Records to process:
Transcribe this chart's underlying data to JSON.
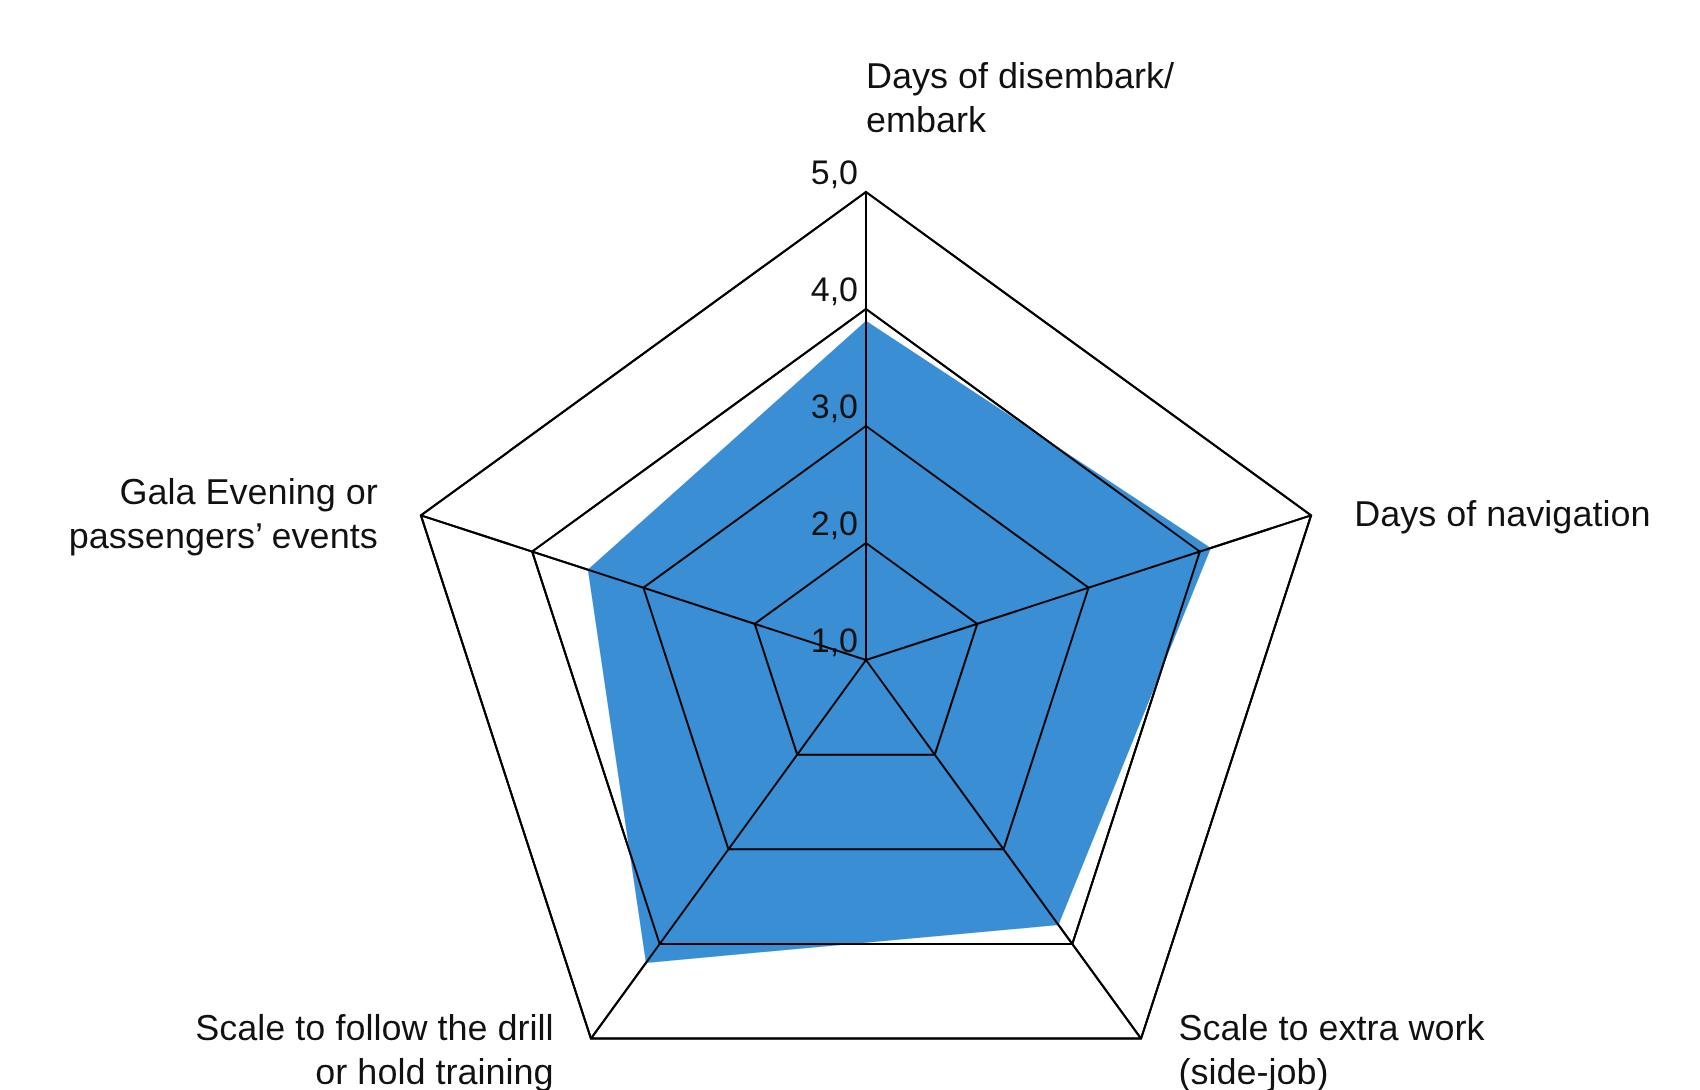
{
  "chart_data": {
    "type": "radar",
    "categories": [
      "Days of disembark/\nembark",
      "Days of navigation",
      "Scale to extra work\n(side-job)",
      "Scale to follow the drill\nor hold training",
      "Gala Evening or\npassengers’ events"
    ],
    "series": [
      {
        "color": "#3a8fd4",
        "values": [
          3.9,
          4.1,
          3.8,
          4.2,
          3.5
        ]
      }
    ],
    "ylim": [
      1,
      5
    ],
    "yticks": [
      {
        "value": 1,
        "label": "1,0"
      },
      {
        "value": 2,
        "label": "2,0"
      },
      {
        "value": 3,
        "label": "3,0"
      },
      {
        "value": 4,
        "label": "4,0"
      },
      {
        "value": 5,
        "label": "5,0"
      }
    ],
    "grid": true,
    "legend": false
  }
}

Exercise requirements: Restate the full listing verbatim and drop every picture.

Exercise output:
Transcribe this chart's underlying data to JSON.
{
  "chart_data": {
    "type": "radar",
    "categories": [
      "Days of disembark/\nembark",
      "Days of navigation",
      "Scale to extra work\n(side-job)",
      "Scale to follow the drill\nor hold training",
      "Gala Evening or\npassengers’ events"
    ],
    "series": [
      {
        "color": "#3a8fd4",
        "values": [
          3.9,
          4.1,
          3.8,
          4.2,
          3.5
        ]
      }
    ],
    "ylim": [
      1,
      5
    ],
    "yticks": [
      {
        "value": 1,
        "label": "1,0"
      },
      {
        "value": 2,
        "label": "2,0"
      },
      {
        "value": 3,
        "label": "3,0"
      },
      {
        "value": 4,
        "label": "4,0"
      },
      {
        "value": 5,
        "label": "5,0"
      }
    ],
    "grid": true,
    "legend": false
  }
}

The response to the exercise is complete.